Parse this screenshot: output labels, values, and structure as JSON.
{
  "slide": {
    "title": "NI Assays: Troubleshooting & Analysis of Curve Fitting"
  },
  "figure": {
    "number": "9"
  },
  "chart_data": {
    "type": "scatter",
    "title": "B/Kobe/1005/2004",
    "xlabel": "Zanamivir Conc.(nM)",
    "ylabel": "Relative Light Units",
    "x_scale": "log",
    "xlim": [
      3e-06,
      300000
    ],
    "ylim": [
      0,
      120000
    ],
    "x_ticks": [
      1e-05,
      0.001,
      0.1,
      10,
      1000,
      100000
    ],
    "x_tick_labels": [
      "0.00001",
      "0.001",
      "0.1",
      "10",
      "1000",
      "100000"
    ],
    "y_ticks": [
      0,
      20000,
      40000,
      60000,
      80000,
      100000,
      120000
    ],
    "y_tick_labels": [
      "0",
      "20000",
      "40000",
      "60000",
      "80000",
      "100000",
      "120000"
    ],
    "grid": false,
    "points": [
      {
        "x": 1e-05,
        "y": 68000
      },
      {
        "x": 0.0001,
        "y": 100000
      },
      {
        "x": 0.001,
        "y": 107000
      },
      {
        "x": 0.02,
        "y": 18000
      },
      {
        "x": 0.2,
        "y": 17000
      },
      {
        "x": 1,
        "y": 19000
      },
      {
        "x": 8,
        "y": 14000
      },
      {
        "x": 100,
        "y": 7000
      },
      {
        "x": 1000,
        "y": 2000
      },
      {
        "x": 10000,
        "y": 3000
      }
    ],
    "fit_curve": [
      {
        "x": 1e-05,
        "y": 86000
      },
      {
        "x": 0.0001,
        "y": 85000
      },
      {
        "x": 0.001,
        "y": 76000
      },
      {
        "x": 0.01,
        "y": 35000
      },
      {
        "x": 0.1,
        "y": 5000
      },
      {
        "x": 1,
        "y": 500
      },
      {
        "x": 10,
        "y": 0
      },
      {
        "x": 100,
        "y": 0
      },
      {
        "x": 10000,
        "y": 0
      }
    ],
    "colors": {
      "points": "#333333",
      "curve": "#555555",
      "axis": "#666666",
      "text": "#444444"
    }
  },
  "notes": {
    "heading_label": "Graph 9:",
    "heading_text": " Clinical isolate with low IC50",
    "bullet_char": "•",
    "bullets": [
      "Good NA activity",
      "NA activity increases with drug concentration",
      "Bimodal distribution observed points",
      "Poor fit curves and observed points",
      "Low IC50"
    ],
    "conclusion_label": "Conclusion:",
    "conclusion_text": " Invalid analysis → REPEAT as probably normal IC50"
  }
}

------------------------------------------------------------------------

→ Assigned task
Every line above needs to be retyped exactly.

→ Response below
Parse this screenshot: output labels, values, and structure as JSON.
{
  "slide": {
    "title": "NI Assays: Troubleshooting & Analysis of Curve Fitting"
  },
  "figure": {
    "number": "9"
  },
  "chart_data": {
    "type": "scatter",
    "title": "B/Kobe/1005/2004",
    "xlabel": "Zanamivir Conc.(nM)",
    "ylabel": "Relative Light Units",
    "x_scale": "log",
    "xlim": [
      3e-06,
      300000
    ],
    "ylim": [
      0,
      120000
    ],
    "x_ticks": [
      1e-05,
      0.001,
      0.1,
      10,
      1000,
      100000
    ],
    "x_tick_labels": [
      "0.00001",
      "0.001",
      "0.1",
      "10",
      "1000",
      "100000"
    ],
    "y_ticks": [
      0,
      20000,
      40000,
      60000,
      80000,
      100000,
      120000
    ],
    "y_tick_labels": [
      "0",
      "20000",
      "40000",
      "60000",
      "80000",
      "100000",
      "120000"
    ],
    "grid": false,
    "points": [
      {
        "x": 1e-05,
        "y": 68000
      },
      {
        "x": 0.0001,
        "y": 100000
      },
      {
        "x": 0.001,
        "y": 107000
      },
      {
        "x": 0.02,
        "y": 18000
      },
      {
        "x": 0.2,
        "y": 17000
      },
      {
        "x": 1,
        "y": 19000
      },
      {
        "x": 8,
        "y": 14000
      },
      {
        "x": 100,
        "y": 7000
      },
      {
        "x": 1000,
        "y": 2000
      },
      {
        "x": 10000,
        "y": 3000
      }
    ],
    "fit_curve": [
      {
        "x": 1e-05,
        "y": 86000
      },
      {
        "x": 0.0001,
        "y": 85000
      },
      {
        "x": 0.001,
        "y": 76000
      },
      {
        "x": 0.01,
        "y": 35000
      },
      {
        "x": 0.1,
        "y": 5000
      },
      {
        "x": 1,
        "y": 500
      },
      {
        "x": 10,
        "y": 0
      },
      {
        "x": 100,
        "y": 0
      },
      {
        "x": 10000,
        "y": 0
      }
    ],
    "colors": {
      "points": "#333333",
      "curve": "#555555",
      "axis": "#666666",
      "text": "#444444"
    }
  },
  "notes": {
    "heading_label": "Graph 9:",
    "heading_text": " Clinical isolate with low IC50",
    "bullet_char": "•",
    "bullets": [
      "Good NA activity",
      "NA activity increases with drug concentration",
      "Bimodal distribution observed points",
      "Poor fit curves and observed points",
      "Low IC50"
    ],
    "conclusion_label": "Conclusion:",
    "conclusion_text": " Invalid analysis → REPEAT as probably normal IC50"
  }
}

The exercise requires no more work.